### Do this:
Pick out each line containing the string "calendar" and copy it.

# Start of Exercise input

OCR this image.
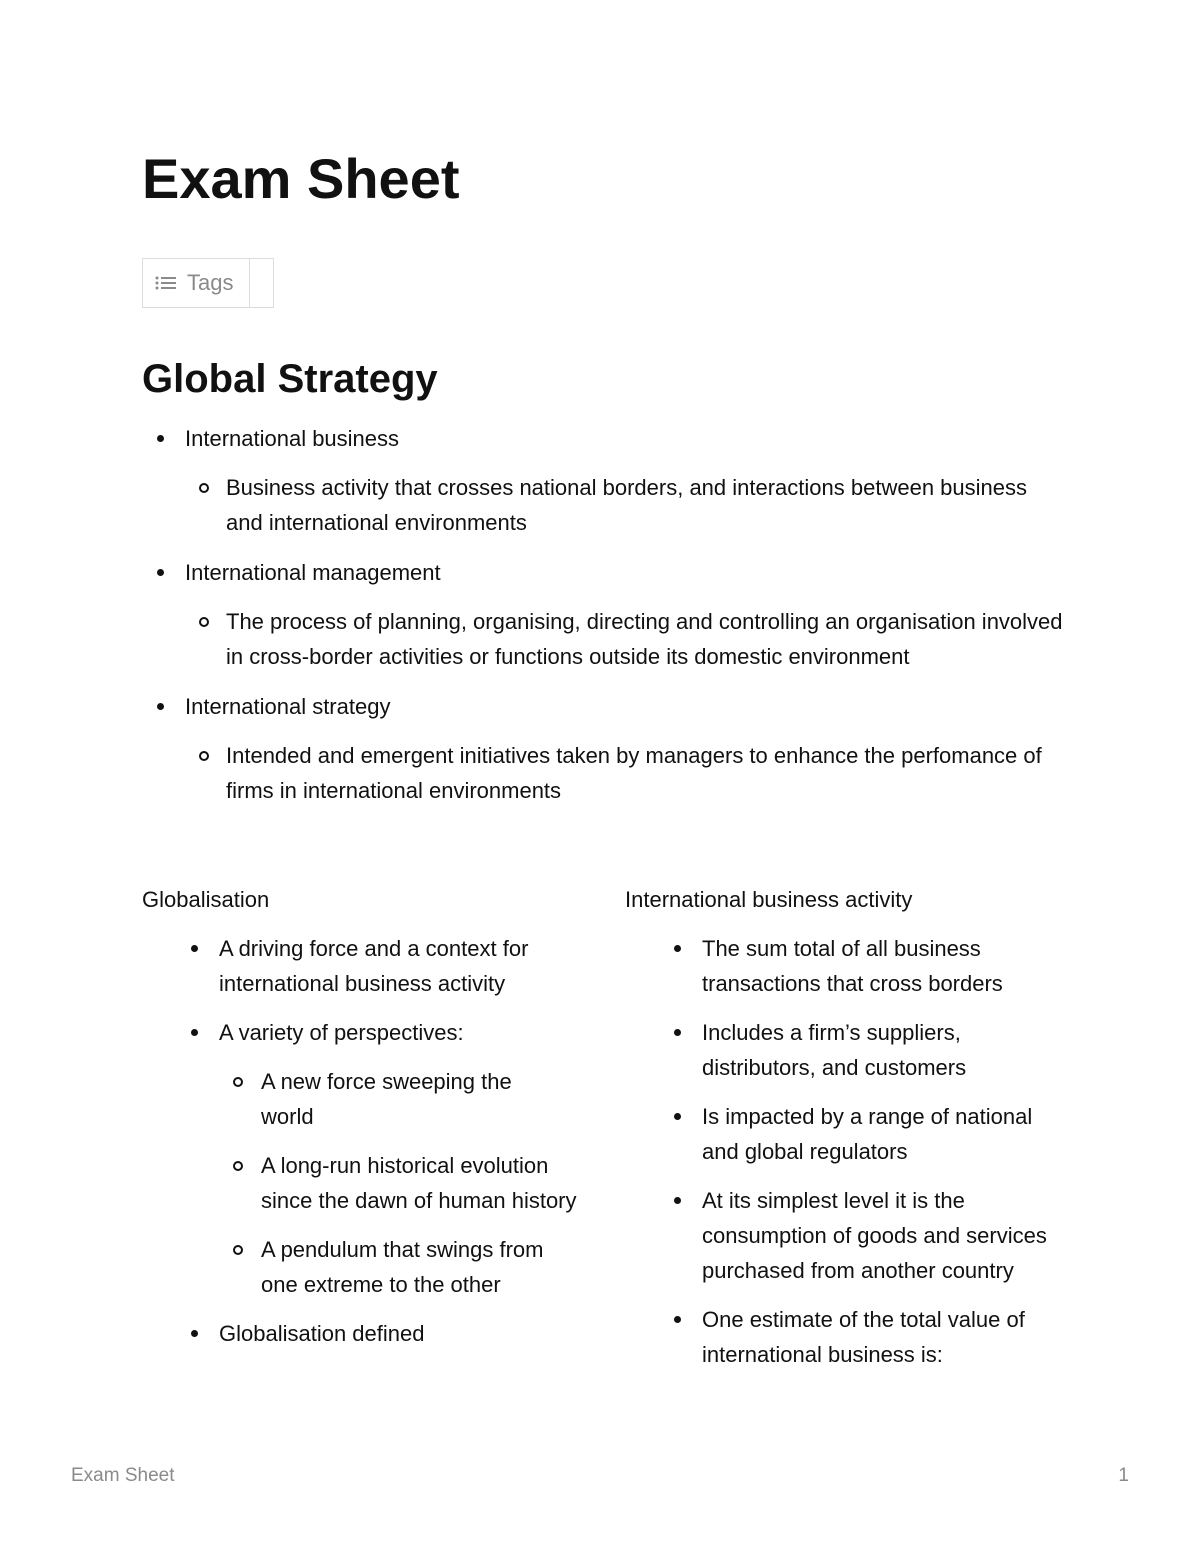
Exam Sheet
Tags
Global Strategy
International business
Business activity that crosses national borders, and interactions between business and international environments
International management
The process of planning, organising, directing and controlling an organisation involved in cross-border activities or functions outside its domestic environment
International strategy
Intended and emergent initiatives taken by managers to enhance the perfomance of firms in international environments
Globalisation
A driving force and a context for international business activity
A variety of perspectives:
A new force sweeping the world
A long-run historical evolution since the dawn of human history
A pendulum that swings from one extreme to the other
Globalisation defined
International business activity
The sum total of all business transactions that cross borders
Includes a firm’s suppliers, distributors, and customers
Is impacted by a range of national and global regulators
At its simplest level it is the consumption of goods and services purchased from another country
One estimate of the total value of international business is:
Exam Sheet	1
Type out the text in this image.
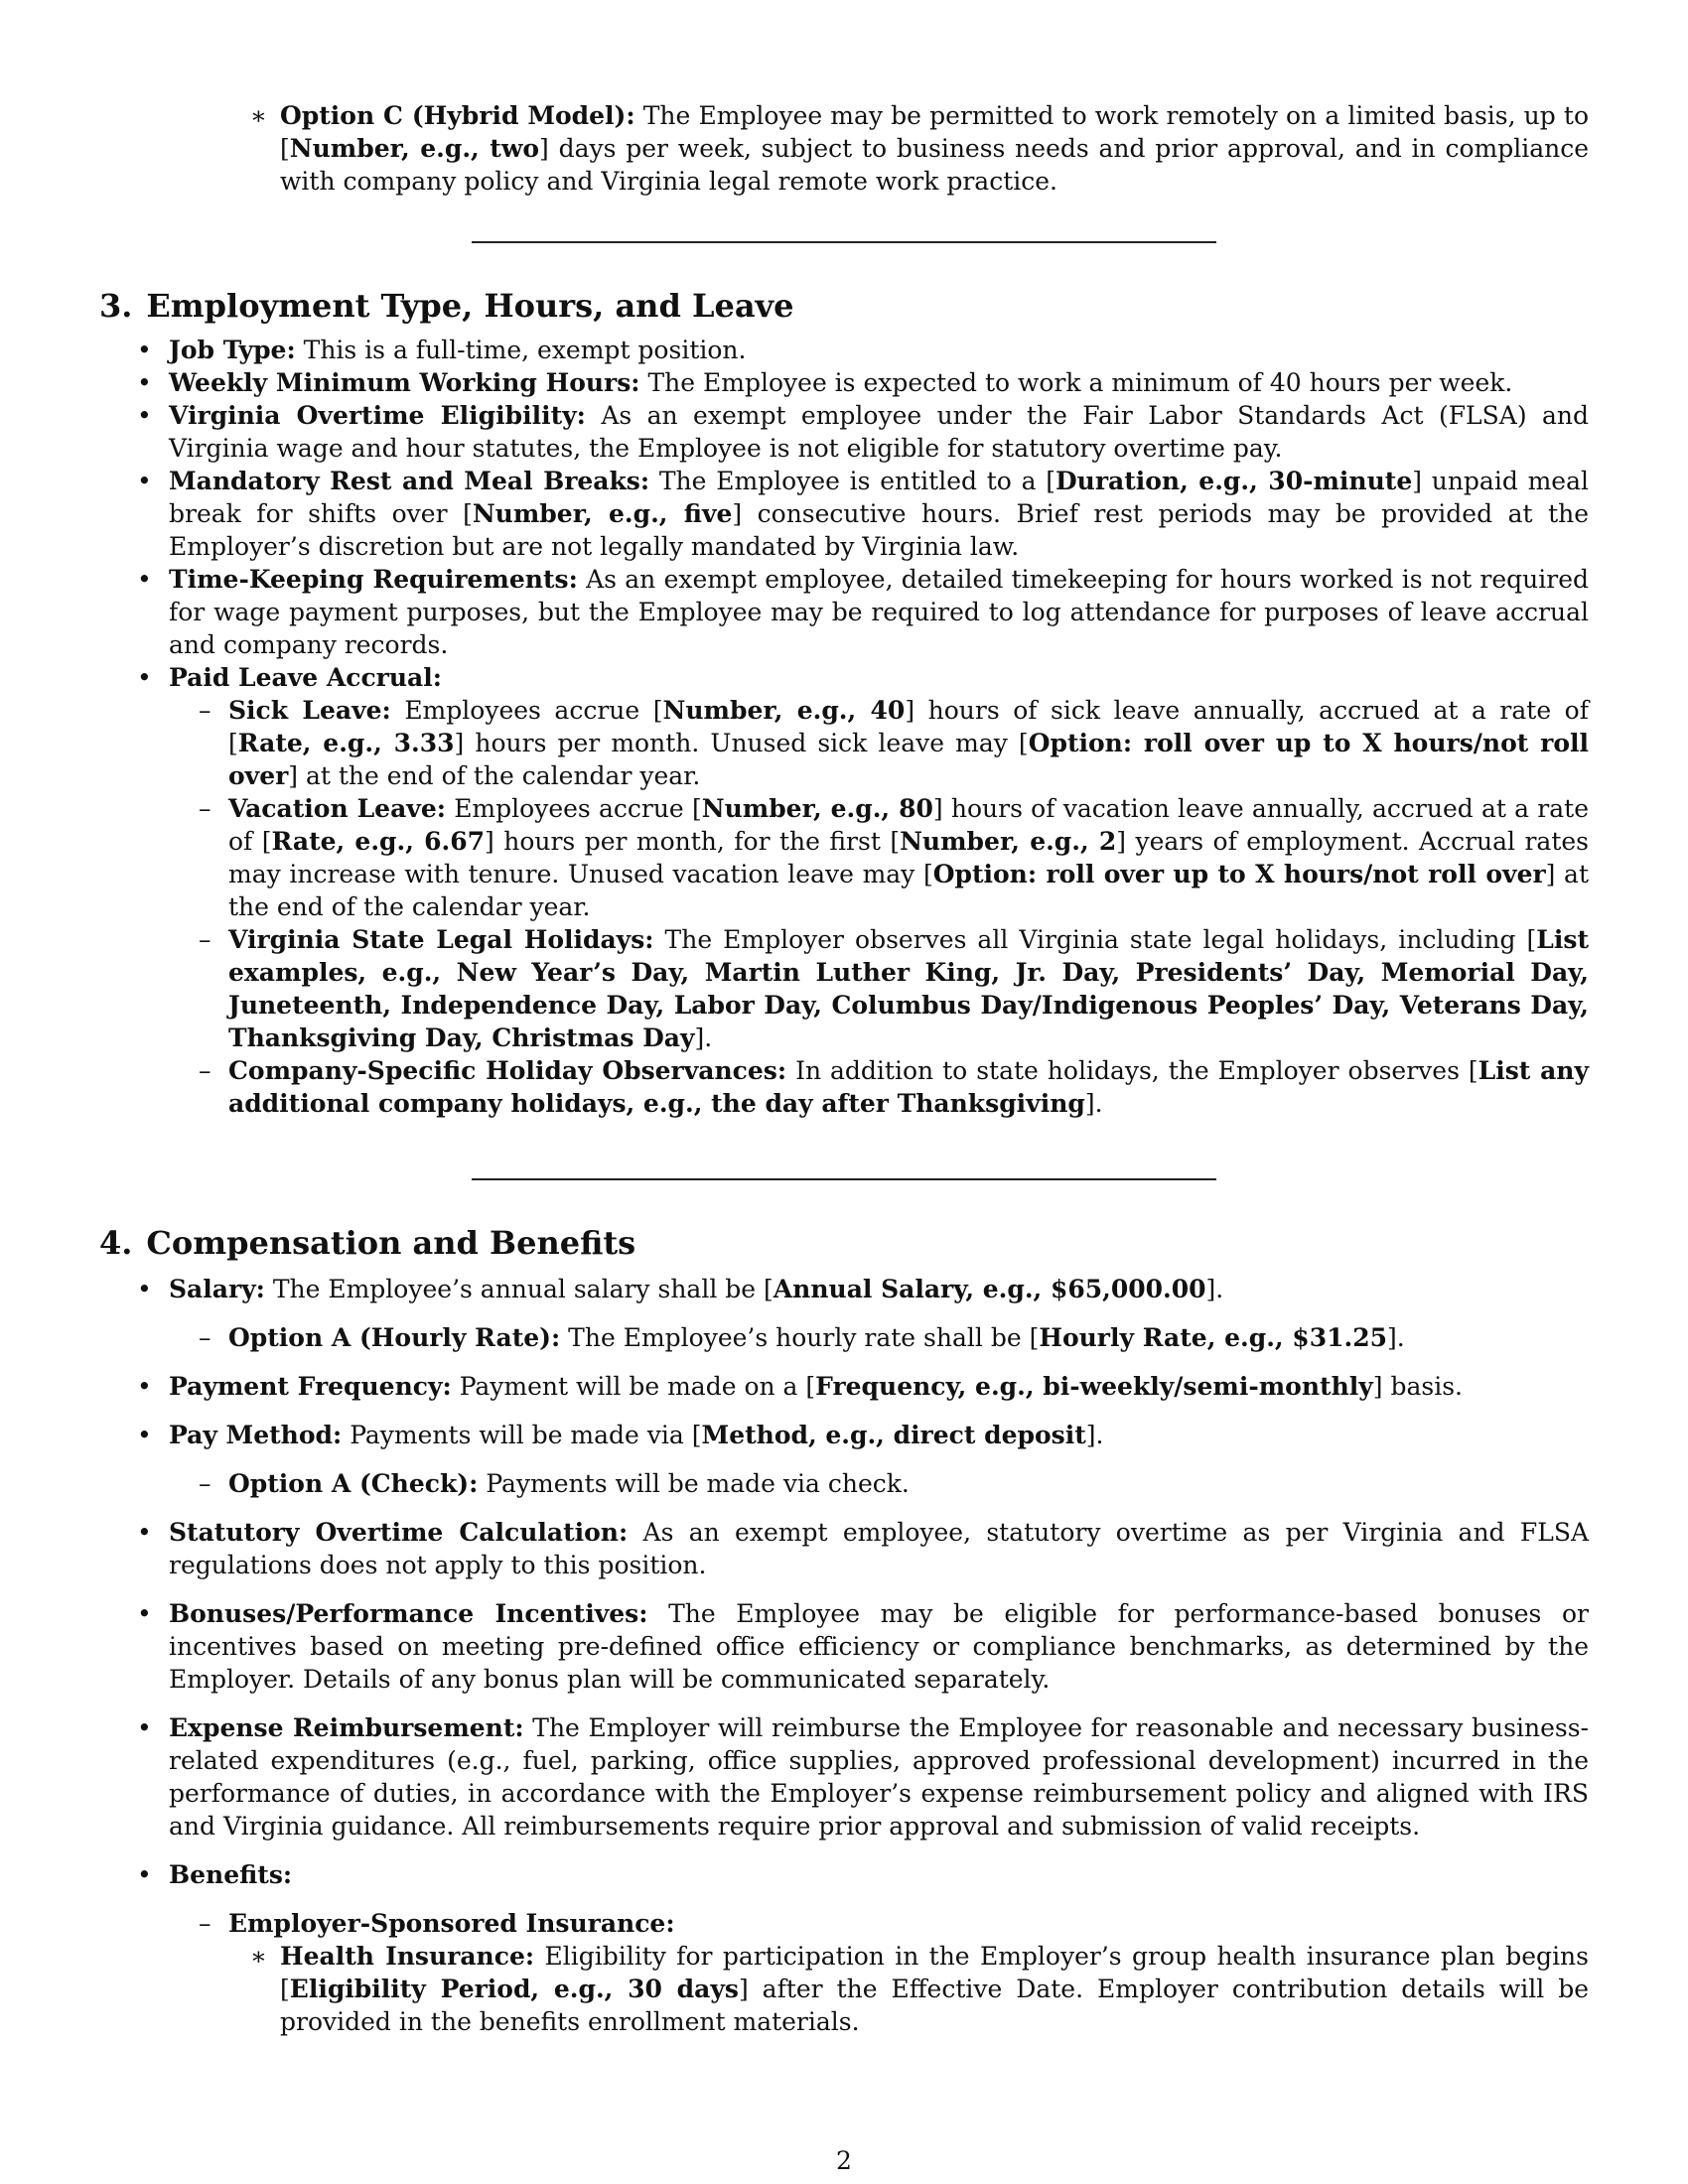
∗ Option C (Hybrid Model): The Employee may be permitted to work remotely on a limited basis, up to [Number, e.g., two] days per week, subject to business needs and prior approval, and in compliance with company policy and Virginia legal remote work practice.
3. Employment Type, Hours, and Leave
• Job Type: This is a full-time, exempt position.
• Weekly Minimum Working Hours: The Employee is expected to work a minimum of 40 hours per week.
• Virginia Overtime Eligibility: As an exempt employee under the Fair Labor Standards Act (FLSA) and Virginia wage and hour statutes, the Employee is not eligible for statutory overtime pay.
• Mandatory Rest and Meal Breaks: The Employee is entitled to a [Duration, e.g., 30-minute] unpaid meal break for shifts over [Number, e.g., five] consecutive hours. Brief rest periods may be provided at the Employer’s discretion but are not legally mandated by Virginia law.
• Time-Keeping Requirements: As an exempt employee, detailed timekeeping for hours worked is not required for wage payment purposes, but the Employee may be required to log attendance for purposes of leave accrual and company records.
• Paid Leave Accrual:
– Sick Leave: Employees accrue [Number, e.g., 40] hours of sick leave annually, accrued at a rate of [Rate, e.g., 3.33] hours per month. Unused sick leave may [Option: roll over up to X hours/not roll over] at the end of the calendar year.
– Vacation Leave: Employees accrue [Number, e.g., 80] hours of vacation leave annually, accrued at a rate of [Rate, e.g., 6.67] hours per month, for the first [Number, e.g., 2] years of employment. Accrual rates may increase with tenure. Unused vacation leave may [Option: roll over up to X hours/not roll over] at the end of the calendar year.
– Virginia State Legal Holidays: The Employer observes all Virginia state legal holidays, including [List examples, e.g., New Year’s Day, Martin Luther King, Jr. Day, Presidents’ Day, Memorial Day, Juneteenth, Independence Day, Labor Day, Columbus Day/Indigenous Peoples’ Day, Veterans Day, Thanksgiving Day, Christmas Day].
– Company-Specific Holiday Observances: In addition to state holidays, the Employer observes [List any additional company holidays, e.g., the day after Thanksgiving].
4. Compensation and Benefits
• Salary: The Employee’s annual salary shall be [Annual Salary, e.g., $65,000.00].
– Option A (Hourly Rate): The Employee’s hourly rate shall be [Hourly Rate, e.g., $31.25].
• Payment Frequency: Payment will be made on a [Frequency, e.g., bi-weekly/semi-monthly] basis.
• Pay Method: Payments will be made via [Method, e.g., direct deposit].
– Option A (Check): Payments will be made via check.
• Statutory Overtime Calculation: As an exempt employee, statutory overtime as per Virginia and FLSA regulations does not apply to this position.
• Bonuses/Performance Incentives: The Employee may be eligible for performance-based bonuses or incentives based on meeting pre-defined office efficiency or compliance benchmarks, as determined by the Employer. Details of any bonus plan will be communicated separately.
• Expense Reimbursement: The Employer will reimburse the Employee for reasonable and necessary business-related expenditures (e.g., fuel, parking, office supplies, approved professional development) incurred in the performance of duties, in accordance with the Employer’s expense reimbursement policy and aligned with IRS and Virginia guidance. All reimbursements require prior approval and submission of valid receipts.
• Benefits:
– Employer-Sponsored Insurance:
∗ Health Insurance: Eligibility for participation in the Employer’s group health insurance plan begins [Eligibility Period, e.g., 30 days] after the Effective Date. Employer contribution details will be provided in the benefits enrollment materials.
2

# End of Exercise input

### Solved exercise:
– Sick Leave: Employees accrue [Number, e.g., 40] hours of sick leave annually, accrued at a rate of [Rate, e.g., 3.33] hours per month. Unused sick leave may [Option: roll over up to X hours/not roll over] at the end of the calendar year.
– Vacation Leave: Employees accrue [Number, e.g., 80] hours of vacation leave annually, accrued at a rate of [Rate, e.g., 6.67] hours per month, for the first [Number, e.g., 2] years of employment. Accrual rates may increase with tenure. Unused vacation leave may [Option: roll over up to X hours/not roll over] at the end of the calendar year.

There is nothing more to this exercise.